--- start Supplied material ---

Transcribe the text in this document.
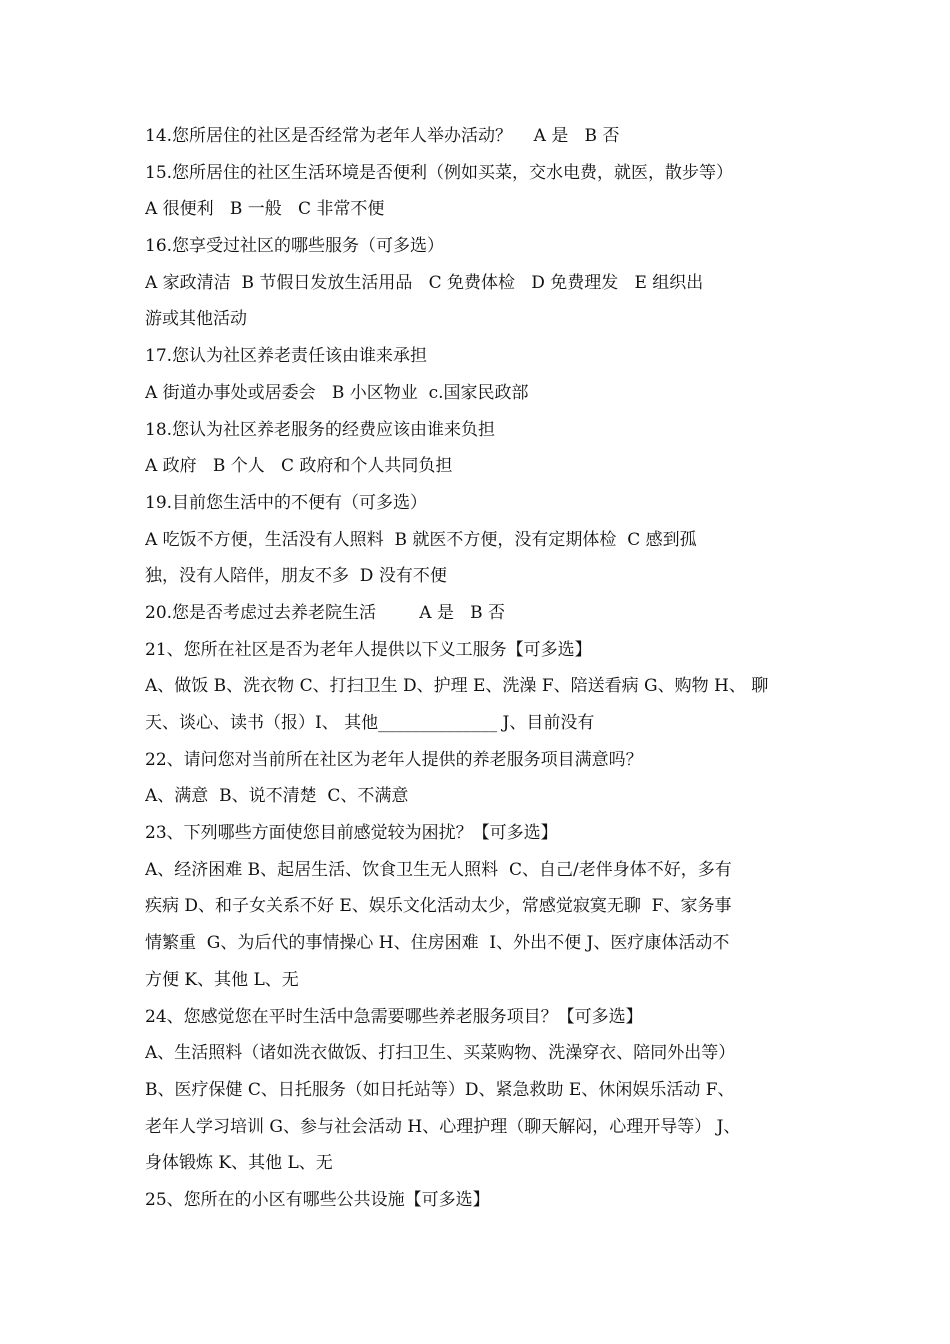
14.您所居住的社区是否经常为老年人举办活动？    A 是   B 否
15.您所居住的社区生活环境是否便利（例如买菜，交水电费，就医，散步等）
A 很便利   B 一般   C 非常不便
16.您享受过社区的哪些服务（可多选）
A 家政清洁  B 节假日发放生活用品   C 免费体检   D 免费理发   E 组织出
游或其他活动
17.您认为社区养老责任该由谁来承担
A 街道办事处或居委会   B 小区物业  c.国家民政部
18.您认为社区养老服务的经费应该由谁来负担
A 政府   B 个人   C 政府和个人共同负担
19.目前您生活中的不便有（可多选）
A 吃饭不方便，生活没有人照料  B 就医不方便，没有定期体检  C 感到孤
独，没有人陪伴，朋友不多  D 没有不便
20.您是否考虑过去养老院生活        A 是   B 否
21、您所在社区是否为老年人提供以下义工服务【可多选】
A、做饭 B、洗衣物 C、打扫卫生 D、护理 E、洗澡 F、陪送看病 G、购物 H、 聊
天、谈心、读书（报）I、 其他______________ J、目前没有
22、请问您对当前所在社区为老年人提供的养老服务项目满意吗？
A、满意  B、说不清楚  C、不满意
23、下列哪些方面使您目前感觉较为困扰？【可多选】
A、经济困难 B、起居生活、饮食卫生无人照料  C、自己/老伴身体不好，多有
疾病 D、和子女关系不好 E、娱乐文化活动太少，常感觉寂寞无聊  F、家务事
情繁重  G、为后代的事情操心 H、住房困难  I、外出不便 J、医疗康体活动不
方便 K、其他 L、无
24、您感觉您在平时生活中急需要哪些养老服务项目？【可多选】
A、生活照料（诸如洗衣做饭、打扫卫生、买菜购物、洗澡穿衣、陪同外出等）
B、医疗保健 C、日托服务（如日托站等）D、紧急救助 E、休闲娱乐活动 F、
老年人学习培训 G、参与社会活动 H、心理护理（聊天解闷，心理开导等） J、
身体锻炼 K、其他 L、无
25、您所在的小区有哪些公共设施【可多选】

--- end Supplied material ---

#### Brief:
Look through the records and gather each line with the word "打扫卫生".

#### Output for this exercise:
A、做饭 B、洗衣物 C、打扫卫生 D、护理 E、洗澡 F、陪送看病 G、购物 H、 聊
A、生活照料（诸如洗衣做饭、打扫卫生、买菜购物、洗澡穿衣、陪同外出等）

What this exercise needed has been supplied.